### Stated task
Check each line of the material. Copy those containing "finish".

### Data supplied
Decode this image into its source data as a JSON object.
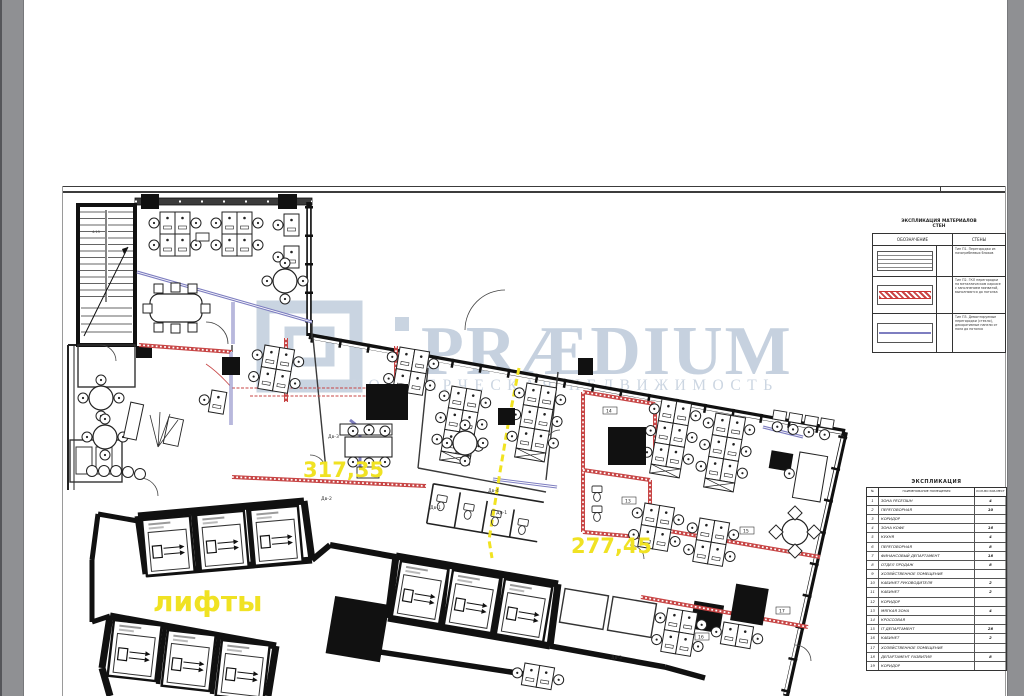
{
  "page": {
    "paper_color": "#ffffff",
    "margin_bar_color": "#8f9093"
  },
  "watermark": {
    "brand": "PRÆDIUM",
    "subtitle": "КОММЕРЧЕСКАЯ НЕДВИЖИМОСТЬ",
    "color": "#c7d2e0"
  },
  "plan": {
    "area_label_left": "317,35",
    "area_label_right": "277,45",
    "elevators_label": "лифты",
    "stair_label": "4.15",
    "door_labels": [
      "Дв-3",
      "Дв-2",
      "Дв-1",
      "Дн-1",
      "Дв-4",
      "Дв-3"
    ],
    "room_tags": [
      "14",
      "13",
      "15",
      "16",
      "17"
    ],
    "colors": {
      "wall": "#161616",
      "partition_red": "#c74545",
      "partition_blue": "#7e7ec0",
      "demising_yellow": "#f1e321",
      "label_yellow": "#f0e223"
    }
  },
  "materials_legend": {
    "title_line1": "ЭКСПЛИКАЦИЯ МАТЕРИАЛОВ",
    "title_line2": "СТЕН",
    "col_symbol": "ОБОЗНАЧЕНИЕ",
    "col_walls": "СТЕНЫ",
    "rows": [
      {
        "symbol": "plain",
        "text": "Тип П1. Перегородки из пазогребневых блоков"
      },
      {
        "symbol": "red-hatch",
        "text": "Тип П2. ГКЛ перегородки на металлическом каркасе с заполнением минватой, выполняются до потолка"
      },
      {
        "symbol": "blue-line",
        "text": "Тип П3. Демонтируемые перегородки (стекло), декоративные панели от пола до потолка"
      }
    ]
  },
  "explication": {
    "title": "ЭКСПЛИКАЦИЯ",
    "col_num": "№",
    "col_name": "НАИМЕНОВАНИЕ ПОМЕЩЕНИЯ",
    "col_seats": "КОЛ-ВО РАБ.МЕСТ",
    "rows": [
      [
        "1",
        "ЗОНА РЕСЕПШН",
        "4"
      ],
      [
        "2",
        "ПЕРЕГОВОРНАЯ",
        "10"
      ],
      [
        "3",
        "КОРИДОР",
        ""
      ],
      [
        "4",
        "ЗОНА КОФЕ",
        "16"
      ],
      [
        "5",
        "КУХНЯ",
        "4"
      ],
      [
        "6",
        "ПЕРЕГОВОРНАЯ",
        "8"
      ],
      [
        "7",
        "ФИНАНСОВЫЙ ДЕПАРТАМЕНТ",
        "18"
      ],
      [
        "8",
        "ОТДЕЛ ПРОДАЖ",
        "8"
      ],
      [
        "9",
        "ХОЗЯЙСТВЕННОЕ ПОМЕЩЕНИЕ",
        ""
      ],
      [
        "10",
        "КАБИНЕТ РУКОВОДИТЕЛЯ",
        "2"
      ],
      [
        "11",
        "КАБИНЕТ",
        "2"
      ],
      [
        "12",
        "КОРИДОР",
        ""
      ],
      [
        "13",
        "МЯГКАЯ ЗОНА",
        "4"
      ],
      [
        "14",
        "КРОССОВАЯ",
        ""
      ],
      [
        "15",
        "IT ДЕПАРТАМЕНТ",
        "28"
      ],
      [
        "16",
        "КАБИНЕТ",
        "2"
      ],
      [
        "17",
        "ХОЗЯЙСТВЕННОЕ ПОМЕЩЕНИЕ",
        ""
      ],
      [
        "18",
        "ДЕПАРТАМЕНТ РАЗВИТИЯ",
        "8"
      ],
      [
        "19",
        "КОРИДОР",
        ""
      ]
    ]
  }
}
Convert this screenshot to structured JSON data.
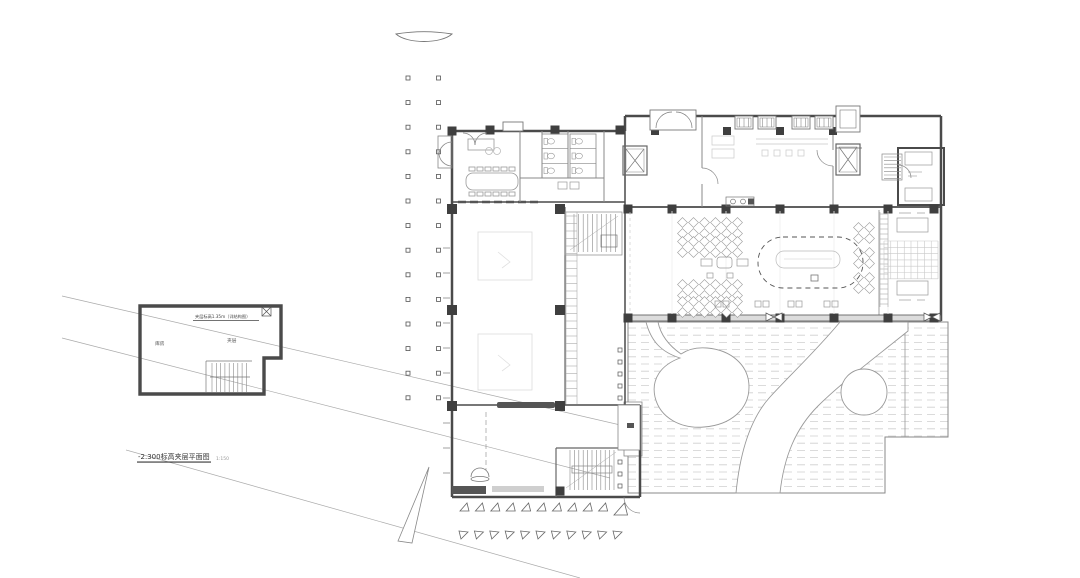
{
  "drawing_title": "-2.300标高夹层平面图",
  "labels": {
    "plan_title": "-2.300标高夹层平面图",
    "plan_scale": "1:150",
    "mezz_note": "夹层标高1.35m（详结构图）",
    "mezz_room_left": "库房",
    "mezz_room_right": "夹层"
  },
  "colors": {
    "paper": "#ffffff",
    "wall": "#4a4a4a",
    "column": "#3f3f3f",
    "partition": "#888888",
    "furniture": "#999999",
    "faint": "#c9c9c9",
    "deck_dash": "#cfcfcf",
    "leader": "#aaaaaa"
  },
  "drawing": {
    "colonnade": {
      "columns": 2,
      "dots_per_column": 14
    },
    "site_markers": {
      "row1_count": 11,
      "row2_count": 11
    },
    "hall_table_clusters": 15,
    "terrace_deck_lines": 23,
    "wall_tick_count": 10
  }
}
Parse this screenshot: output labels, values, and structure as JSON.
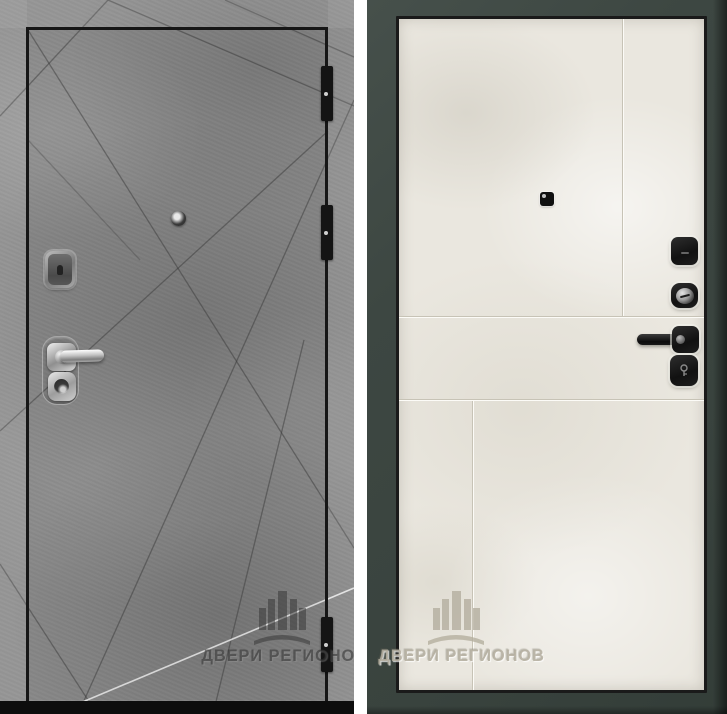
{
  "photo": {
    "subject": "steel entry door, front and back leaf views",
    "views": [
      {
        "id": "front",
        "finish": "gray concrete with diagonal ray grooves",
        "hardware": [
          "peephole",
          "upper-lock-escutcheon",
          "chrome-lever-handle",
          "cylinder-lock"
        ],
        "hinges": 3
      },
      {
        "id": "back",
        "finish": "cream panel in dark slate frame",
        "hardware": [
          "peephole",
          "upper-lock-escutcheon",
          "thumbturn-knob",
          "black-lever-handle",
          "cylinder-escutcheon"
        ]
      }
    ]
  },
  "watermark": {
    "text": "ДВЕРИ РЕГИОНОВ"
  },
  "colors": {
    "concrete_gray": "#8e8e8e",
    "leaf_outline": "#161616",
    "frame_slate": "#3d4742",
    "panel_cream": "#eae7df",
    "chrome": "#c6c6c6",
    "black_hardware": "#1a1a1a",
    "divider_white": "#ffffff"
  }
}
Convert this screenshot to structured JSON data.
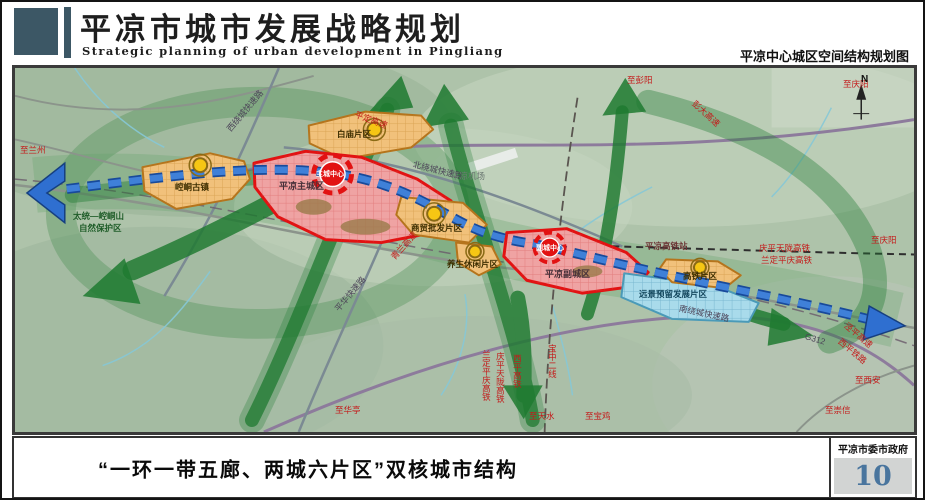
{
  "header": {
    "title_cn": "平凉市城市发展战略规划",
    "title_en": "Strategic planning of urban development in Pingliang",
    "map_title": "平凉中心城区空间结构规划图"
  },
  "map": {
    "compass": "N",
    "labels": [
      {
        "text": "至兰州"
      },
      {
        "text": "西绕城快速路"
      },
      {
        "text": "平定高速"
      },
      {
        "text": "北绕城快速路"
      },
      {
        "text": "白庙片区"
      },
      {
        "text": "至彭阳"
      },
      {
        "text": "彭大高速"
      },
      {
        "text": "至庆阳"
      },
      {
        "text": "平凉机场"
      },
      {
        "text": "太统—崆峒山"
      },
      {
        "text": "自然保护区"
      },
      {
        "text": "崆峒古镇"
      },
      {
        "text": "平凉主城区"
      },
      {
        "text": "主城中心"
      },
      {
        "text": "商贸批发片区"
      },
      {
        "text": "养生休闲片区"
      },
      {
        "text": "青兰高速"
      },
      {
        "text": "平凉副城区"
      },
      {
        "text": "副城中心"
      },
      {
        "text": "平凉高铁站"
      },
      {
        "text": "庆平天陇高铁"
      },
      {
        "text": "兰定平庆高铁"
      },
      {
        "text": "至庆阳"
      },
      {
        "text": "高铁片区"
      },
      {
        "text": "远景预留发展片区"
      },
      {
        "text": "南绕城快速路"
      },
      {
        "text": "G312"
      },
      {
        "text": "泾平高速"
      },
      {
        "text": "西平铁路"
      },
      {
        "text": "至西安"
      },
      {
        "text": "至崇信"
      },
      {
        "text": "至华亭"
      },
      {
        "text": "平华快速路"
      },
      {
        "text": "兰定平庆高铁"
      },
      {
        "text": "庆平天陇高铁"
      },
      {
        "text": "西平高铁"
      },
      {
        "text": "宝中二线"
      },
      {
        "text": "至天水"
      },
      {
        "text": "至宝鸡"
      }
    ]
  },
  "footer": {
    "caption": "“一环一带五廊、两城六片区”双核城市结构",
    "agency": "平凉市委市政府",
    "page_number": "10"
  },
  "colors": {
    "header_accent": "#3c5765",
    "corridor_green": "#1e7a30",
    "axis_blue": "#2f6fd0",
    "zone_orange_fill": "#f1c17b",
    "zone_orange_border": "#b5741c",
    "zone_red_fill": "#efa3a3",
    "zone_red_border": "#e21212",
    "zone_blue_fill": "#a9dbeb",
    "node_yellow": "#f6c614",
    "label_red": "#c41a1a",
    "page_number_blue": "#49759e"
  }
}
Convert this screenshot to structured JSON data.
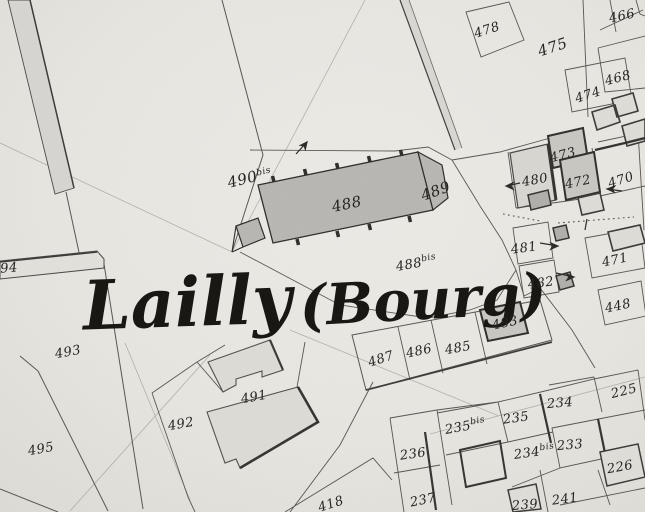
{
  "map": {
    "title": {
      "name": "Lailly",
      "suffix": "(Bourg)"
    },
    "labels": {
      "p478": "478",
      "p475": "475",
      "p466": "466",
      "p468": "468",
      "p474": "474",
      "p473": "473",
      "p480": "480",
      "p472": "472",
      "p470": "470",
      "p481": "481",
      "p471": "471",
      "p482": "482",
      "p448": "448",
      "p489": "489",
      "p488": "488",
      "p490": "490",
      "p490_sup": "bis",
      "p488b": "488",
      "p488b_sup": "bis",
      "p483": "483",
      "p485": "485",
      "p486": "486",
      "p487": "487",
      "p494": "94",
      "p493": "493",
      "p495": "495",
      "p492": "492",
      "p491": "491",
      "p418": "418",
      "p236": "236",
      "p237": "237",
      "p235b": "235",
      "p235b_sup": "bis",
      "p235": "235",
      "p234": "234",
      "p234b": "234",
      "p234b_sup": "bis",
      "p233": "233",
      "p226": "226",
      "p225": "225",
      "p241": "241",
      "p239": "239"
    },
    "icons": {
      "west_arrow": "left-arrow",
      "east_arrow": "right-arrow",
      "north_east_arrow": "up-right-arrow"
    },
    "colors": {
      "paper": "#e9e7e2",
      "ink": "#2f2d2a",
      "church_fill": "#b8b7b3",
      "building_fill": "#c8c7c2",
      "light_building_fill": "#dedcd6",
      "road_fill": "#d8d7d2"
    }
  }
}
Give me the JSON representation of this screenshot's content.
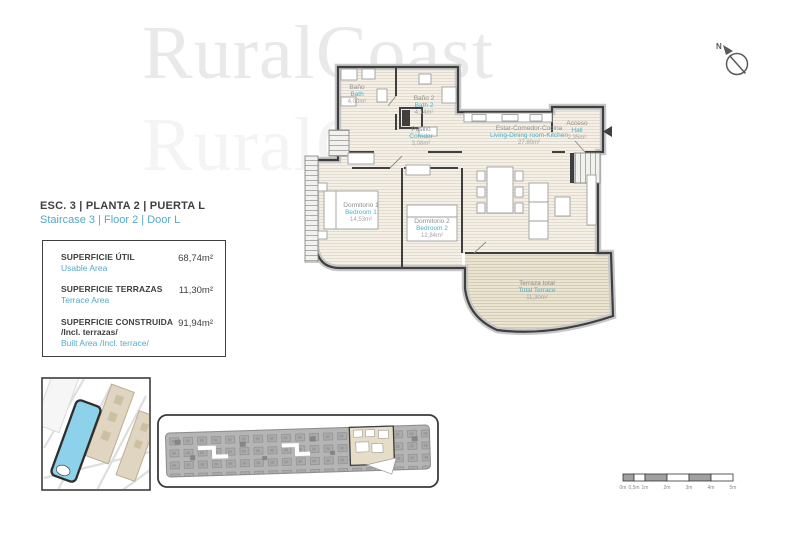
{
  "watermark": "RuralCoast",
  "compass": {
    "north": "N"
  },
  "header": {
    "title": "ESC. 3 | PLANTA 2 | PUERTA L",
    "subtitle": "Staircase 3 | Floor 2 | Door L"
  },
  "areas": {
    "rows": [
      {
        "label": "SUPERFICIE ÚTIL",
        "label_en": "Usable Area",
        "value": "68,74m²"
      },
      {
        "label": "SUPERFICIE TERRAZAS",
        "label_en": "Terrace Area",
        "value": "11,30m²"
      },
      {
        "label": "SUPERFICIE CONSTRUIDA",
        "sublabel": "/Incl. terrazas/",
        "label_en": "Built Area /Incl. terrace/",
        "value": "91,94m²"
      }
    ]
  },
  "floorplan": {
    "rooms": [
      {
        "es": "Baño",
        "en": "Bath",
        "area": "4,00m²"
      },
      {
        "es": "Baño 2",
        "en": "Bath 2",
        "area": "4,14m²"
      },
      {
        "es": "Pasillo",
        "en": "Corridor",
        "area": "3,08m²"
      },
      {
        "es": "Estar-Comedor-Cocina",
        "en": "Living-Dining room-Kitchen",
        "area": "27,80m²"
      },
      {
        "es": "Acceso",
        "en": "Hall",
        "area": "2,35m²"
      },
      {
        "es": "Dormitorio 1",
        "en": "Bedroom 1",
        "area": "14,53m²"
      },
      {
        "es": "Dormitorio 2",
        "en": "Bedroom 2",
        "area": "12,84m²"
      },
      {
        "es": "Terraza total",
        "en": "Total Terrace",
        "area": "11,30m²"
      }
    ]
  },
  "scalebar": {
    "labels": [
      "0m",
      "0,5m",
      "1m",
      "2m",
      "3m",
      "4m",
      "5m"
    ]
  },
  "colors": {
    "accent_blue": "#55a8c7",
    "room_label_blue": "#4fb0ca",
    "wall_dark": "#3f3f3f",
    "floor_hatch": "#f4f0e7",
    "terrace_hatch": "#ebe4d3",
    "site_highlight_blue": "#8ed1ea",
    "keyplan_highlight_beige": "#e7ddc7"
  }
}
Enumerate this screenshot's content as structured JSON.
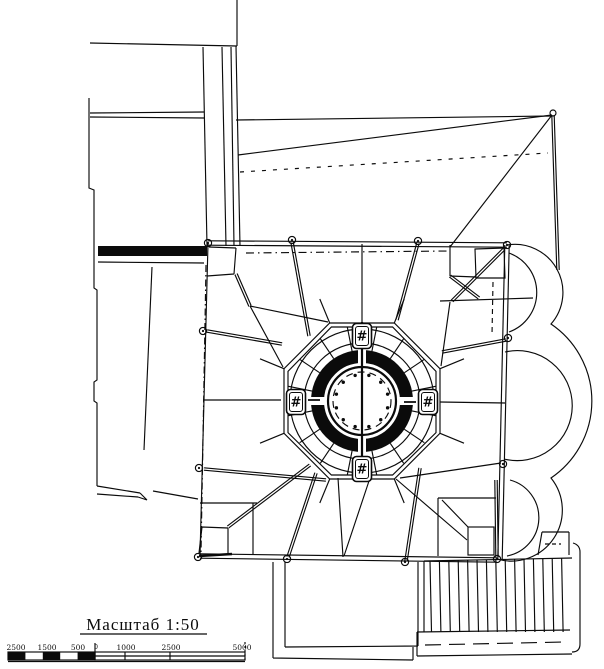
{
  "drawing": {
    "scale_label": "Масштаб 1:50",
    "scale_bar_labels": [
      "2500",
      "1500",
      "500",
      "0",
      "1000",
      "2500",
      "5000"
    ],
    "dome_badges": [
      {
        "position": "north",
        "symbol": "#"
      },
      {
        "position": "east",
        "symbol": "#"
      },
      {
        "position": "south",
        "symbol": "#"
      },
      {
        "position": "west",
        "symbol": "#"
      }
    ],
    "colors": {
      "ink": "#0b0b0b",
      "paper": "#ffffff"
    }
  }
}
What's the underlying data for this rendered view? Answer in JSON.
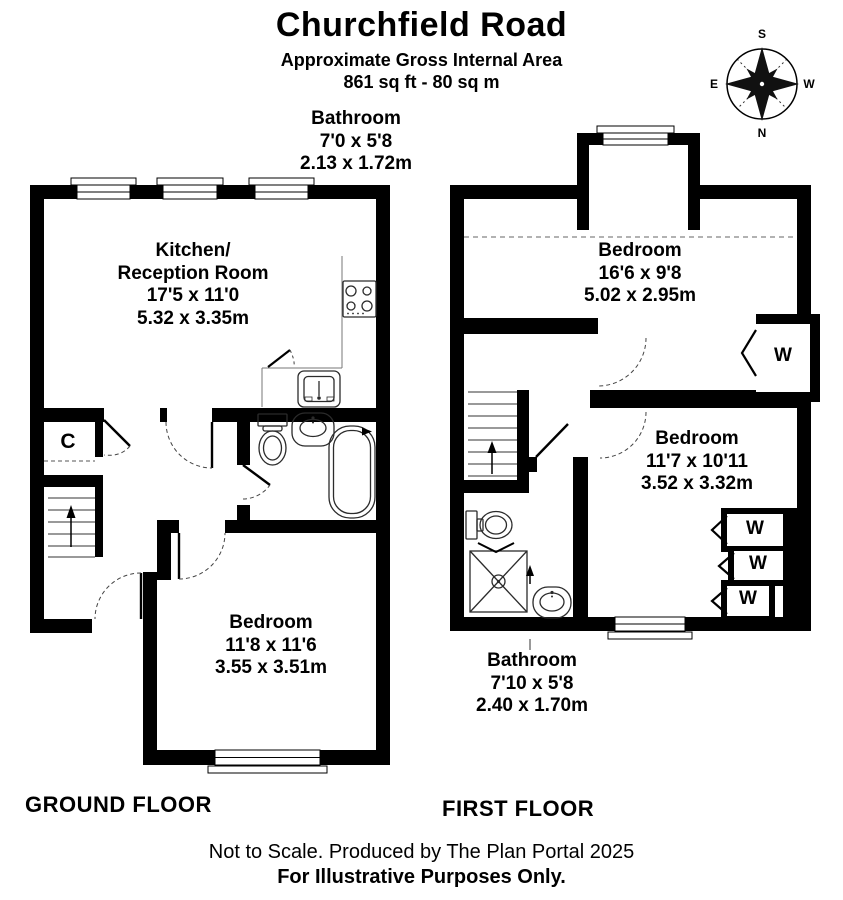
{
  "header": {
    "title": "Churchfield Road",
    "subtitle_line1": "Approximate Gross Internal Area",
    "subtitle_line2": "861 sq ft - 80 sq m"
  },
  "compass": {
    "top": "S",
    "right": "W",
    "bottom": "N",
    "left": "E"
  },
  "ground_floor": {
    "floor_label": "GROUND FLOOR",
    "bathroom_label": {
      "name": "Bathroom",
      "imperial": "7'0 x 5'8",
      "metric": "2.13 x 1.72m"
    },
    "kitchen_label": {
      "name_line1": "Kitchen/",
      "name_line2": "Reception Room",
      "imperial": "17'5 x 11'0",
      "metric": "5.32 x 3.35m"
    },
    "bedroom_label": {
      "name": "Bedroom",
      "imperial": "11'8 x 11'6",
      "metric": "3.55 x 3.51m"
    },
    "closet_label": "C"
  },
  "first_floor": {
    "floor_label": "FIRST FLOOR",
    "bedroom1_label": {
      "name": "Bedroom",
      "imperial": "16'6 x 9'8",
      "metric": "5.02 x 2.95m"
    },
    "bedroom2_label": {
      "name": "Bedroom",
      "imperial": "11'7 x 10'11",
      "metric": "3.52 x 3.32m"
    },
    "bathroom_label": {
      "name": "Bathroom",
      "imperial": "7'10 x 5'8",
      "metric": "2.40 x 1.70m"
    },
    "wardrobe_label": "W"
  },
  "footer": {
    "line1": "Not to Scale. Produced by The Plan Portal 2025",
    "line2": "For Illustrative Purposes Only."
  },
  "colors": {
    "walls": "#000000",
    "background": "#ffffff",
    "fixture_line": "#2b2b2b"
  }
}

### Response to the task
        "finish": "gray concrete with diagonal ray grooves",
        "finish": "cream panel in dark slate frame",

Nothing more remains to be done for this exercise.